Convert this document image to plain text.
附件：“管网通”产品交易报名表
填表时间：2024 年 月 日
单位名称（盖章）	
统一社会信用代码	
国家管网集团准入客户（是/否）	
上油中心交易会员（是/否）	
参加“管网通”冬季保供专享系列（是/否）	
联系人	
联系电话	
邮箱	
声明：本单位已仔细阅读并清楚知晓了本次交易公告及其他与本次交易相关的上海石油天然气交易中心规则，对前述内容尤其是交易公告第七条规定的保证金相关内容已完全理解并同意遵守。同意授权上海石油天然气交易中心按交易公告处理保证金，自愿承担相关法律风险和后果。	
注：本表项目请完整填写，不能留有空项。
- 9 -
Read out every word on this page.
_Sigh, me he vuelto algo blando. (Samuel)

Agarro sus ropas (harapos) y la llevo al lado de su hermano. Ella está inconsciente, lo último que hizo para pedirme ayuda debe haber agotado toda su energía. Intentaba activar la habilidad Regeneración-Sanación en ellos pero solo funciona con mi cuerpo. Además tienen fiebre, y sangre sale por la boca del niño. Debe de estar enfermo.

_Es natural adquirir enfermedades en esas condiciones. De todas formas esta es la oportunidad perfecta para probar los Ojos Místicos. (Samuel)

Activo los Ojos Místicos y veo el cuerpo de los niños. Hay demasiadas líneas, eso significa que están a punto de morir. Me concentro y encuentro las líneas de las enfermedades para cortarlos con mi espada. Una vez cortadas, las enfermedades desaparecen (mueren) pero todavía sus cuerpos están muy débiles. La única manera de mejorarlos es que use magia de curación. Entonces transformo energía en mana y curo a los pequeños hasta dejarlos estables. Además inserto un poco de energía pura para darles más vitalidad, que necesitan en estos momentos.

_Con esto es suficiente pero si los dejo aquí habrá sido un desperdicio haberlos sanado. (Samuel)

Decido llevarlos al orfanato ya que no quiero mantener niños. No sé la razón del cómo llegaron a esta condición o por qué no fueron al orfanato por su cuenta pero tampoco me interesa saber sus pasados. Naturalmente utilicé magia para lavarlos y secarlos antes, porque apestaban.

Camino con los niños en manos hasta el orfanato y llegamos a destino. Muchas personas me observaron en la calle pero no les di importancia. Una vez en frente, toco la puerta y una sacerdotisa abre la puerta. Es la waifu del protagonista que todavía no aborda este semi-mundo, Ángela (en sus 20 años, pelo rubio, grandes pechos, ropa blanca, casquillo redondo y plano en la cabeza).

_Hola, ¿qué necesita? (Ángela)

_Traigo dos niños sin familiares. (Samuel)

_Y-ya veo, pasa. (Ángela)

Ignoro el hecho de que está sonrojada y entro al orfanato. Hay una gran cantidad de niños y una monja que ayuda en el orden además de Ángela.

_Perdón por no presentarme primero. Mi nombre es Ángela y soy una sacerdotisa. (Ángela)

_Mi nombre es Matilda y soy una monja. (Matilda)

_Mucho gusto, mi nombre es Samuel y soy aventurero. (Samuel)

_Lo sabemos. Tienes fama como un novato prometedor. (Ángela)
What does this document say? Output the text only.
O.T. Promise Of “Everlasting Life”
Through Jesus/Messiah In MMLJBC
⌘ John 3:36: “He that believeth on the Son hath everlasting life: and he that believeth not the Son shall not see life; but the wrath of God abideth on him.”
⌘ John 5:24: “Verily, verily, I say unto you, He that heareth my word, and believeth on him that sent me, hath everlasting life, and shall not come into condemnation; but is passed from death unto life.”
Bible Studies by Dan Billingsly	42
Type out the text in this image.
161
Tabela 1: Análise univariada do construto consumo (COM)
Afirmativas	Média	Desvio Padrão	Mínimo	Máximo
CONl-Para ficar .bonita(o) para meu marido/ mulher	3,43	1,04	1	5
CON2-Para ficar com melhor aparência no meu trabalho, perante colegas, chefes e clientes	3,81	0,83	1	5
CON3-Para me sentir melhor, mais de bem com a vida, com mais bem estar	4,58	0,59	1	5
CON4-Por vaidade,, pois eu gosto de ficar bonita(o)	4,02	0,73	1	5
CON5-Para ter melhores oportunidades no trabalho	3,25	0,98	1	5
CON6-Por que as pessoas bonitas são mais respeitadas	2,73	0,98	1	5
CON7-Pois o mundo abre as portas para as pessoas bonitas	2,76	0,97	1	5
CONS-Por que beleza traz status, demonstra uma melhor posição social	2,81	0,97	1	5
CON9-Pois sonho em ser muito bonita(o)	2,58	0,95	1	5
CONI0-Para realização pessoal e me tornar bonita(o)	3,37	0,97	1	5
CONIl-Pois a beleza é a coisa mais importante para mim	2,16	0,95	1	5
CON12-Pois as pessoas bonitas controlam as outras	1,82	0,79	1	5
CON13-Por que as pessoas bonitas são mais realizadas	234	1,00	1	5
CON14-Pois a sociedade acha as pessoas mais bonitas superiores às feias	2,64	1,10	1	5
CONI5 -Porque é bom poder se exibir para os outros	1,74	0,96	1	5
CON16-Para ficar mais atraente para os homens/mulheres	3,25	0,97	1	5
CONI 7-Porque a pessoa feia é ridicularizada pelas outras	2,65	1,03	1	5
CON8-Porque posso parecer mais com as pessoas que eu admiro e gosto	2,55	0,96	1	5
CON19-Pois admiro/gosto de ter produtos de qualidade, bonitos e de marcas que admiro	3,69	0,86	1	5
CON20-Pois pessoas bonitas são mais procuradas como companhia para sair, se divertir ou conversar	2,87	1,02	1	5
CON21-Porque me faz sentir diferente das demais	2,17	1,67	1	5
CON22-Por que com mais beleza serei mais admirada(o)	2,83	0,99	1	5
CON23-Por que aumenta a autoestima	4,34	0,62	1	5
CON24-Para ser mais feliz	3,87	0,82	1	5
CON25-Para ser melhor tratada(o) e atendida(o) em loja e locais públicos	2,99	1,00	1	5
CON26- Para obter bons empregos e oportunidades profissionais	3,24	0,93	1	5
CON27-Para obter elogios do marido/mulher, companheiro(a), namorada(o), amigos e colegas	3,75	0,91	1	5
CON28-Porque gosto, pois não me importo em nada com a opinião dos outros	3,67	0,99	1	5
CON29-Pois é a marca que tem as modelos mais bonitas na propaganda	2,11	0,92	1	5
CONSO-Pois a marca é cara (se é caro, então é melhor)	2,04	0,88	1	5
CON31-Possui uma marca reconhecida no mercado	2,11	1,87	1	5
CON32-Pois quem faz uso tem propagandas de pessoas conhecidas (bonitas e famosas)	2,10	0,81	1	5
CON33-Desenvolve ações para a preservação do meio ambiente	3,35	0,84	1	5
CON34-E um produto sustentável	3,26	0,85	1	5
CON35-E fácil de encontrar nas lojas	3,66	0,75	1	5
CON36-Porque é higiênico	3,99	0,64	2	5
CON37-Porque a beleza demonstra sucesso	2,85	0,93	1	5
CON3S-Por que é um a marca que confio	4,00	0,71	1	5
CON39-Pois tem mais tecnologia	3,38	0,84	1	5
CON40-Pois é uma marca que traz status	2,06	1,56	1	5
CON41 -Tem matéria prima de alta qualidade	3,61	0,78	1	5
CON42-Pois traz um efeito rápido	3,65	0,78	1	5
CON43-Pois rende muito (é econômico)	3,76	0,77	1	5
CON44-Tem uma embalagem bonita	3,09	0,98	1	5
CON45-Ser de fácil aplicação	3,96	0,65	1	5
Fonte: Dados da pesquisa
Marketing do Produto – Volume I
▬▬▬
PROBLEM STATEMENT
Look above for every line with the word "energía" and copy it.

FINAL RESULT
Agarro sus ropas (harapos) y la llevo al lado de su hermano. Ella está inconsciente, lo último que hizo para pedirme ayuda debe haber agotado toda su energía. Intentaba activar la habilidad Regeneración-Sanación en ellos pero solo funciona con mi cuerpo. Además tienen fiebre, y sangre sale por la boca del niño. Debe de estar enfermo.
Activo los Ojos Místicos y veo el cuerpo de los niños. Hay demasiadas líneas, eso significa que están a punto de morir. Me concentro y encuentro las líneas de las enfermedades para cortarlos con mi espada. Una vez cortadas, las enfermedades desaparecen (mueren) pero todavía sus cuerpos están muy débiles. La única manera de mejorarlos es que use magia de curación. Entonces transformo energía en mana y curo a los pequeños hasta dejarlos estables. Además inserto un poco de energía pura para darles más vitalidad, que necesitan en estos momentos.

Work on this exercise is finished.